Request:
Transcribe the records below exactly.
-- BEGIN Stored rows --
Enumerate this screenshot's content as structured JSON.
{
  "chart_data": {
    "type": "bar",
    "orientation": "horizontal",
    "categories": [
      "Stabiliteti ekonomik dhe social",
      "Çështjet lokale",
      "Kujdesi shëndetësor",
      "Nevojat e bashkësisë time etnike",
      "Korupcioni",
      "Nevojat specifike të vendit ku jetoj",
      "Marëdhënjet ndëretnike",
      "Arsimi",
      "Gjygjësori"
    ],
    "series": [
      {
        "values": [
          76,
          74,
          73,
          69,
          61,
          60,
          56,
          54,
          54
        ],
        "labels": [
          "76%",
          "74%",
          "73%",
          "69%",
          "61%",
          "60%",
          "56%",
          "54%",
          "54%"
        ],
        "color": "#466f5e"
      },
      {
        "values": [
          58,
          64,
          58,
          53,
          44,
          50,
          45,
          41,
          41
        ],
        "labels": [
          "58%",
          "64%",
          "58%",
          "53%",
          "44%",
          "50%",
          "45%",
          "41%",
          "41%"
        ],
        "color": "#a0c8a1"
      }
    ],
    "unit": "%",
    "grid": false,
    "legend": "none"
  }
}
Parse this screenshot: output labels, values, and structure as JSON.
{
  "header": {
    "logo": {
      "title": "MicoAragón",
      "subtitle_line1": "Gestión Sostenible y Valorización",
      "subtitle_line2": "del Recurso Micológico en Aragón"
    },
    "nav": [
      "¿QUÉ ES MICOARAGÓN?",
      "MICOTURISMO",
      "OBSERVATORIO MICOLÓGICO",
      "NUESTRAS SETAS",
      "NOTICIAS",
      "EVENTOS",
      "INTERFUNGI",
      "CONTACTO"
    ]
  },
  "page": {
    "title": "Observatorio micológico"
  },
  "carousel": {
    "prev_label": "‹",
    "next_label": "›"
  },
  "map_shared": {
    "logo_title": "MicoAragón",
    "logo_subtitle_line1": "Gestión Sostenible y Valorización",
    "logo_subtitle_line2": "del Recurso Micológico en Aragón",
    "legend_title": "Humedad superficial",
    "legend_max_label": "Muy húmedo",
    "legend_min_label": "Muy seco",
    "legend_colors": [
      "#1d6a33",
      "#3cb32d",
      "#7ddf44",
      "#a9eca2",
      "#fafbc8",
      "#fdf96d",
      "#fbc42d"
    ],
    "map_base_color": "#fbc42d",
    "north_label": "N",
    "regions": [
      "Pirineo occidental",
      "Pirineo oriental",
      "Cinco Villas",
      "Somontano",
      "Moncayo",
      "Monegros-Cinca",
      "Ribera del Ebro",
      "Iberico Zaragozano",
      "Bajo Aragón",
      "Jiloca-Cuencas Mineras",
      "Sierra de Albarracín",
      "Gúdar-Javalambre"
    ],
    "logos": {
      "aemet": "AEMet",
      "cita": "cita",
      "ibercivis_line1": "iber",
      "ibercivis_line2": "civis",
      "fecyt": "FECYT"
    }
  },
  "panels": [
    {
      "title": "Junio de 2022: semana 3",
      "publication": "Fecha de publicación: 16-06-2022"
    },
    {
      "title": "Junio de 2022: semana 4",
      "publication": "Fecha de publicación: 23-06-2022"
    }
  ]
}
-- END Stored rows --
Solved exercise:
Enumerate this screenshot's content as structured JSON.
{
  "chart_data": {
    "type": "bar",
    "orientation": "horizontal",
    "categories": [
      "Stabiliteti ekonomik dhe social",
      "Çështjet lokale",
      "Kujdesi shëndetësor",
      "Nevojat e bashkësisë time etnike",
      "Korupcioni",
      "Nevojat specifike të vendit ku jetoj",
      "Marëdhënjet ndëretnike",
      "Arsimi",
      "Gjygjësori"
    ],
    "series": [
      {
        "values": [
          76,
          74,
          73,
          69,
          61,
          60,
          56,
          54,
          54
        ],
        "labels": [
          "76%",
          "74%",
          "73%",
          "69%",
          "61%",
          "60%",
          "56%",
          "54%",
          "54%"
        ],
        "color": "#466f5e"
      },
      {
        "values": [
          58,
          64,
          58,
          53,
          44,
          50,
          45,
          41,
          41
        ],
        "labels": [
          "58%",
          "64%",
          "58%",
          "53%",
          "44%",
          "50%",
          "45%",
          "41%",
          "41%"
        ],
        "color": "#a0c8a1"
      }
    ],
    "unit": "%",
    "grid": false,
    "legend": "none"
  }
}
Parse this screenshot: output labels, values, and structure as JSON.
{
  "header": {
    "logo": {
      "title": "MicoAragón",
      "subtitle_line1": "Gestión Sostenible y Valorización",
      "subtitle_line2": "del Recurso Micológico en Aragón"
    },
    "nav": [
      "¿QUÉ ES MICOARAGÓN?",
      "MICOTURISMO",
      "OBSERVATORIO MICOLÓGICO",
      "NUESTRAS SETAS",
      "NOTICIAS",
      "EVENTOS",
      "INTERFUNGI",
      "CONTACTO"
    ]
  },
  "page": {
    "title": "Observatorio micológico"
  },
  "carousel": {
    "prev_label": "‹",
    "next_label": "›"
  },
  "map_shared": {
    "logo_title": "MicoAragón",
    "logo_subtitle_line1": "Gestión Sostenible y Valorización",
    "logo_subtitle_line2": "del Recurso Micológico en Aragón",
    "legend_title": "Humedad superficial",
    "legend_max_label": "Muy húmedo",
    "legend_min_label": "Muy seco",
    "legend_colors": [
      "#1d6a33",
      "#3cb32d",
      "#7ddf44",
      "#a9eca2",
      "#fafbc8",
      "#fdf96d",
      "#fbc42d"
    ],
    "map_base_color": "#fbc42d",
    "north_label": "N",
    "regions": [
      "Pirineo occidental",
      "Pirineo oriental",
      "Cinco Villas",
      "Somontano",
      "Moncayo",
      "Monegros-Cinca",
      "Ribera del Ebro",
      "Iberico Zaragozano",
      "Bajo Aragón",
      "Jiloca-Cuencas Mineras",
      "Sierra de Albarracín",
      "Gúdar-Javalambre"
    ],
    "logos": {
      "aemet": "AEMet",
      "cita": "cita",
      "ibercivis_line1": "iber",
      "ibercivis_line2": "civis",
      "fecyt": "FECYT"
    }
  },
  "panels": [
    {
      "title": "Junio de 2022: semana 3",
      "publication": "Fecha de publicación: 16-06-2022"
    },
    {
      "title": "Junio de 2022: semana 4",
      "publication": "Fecha de publicación: 23-06-2022"
    }
  ]
}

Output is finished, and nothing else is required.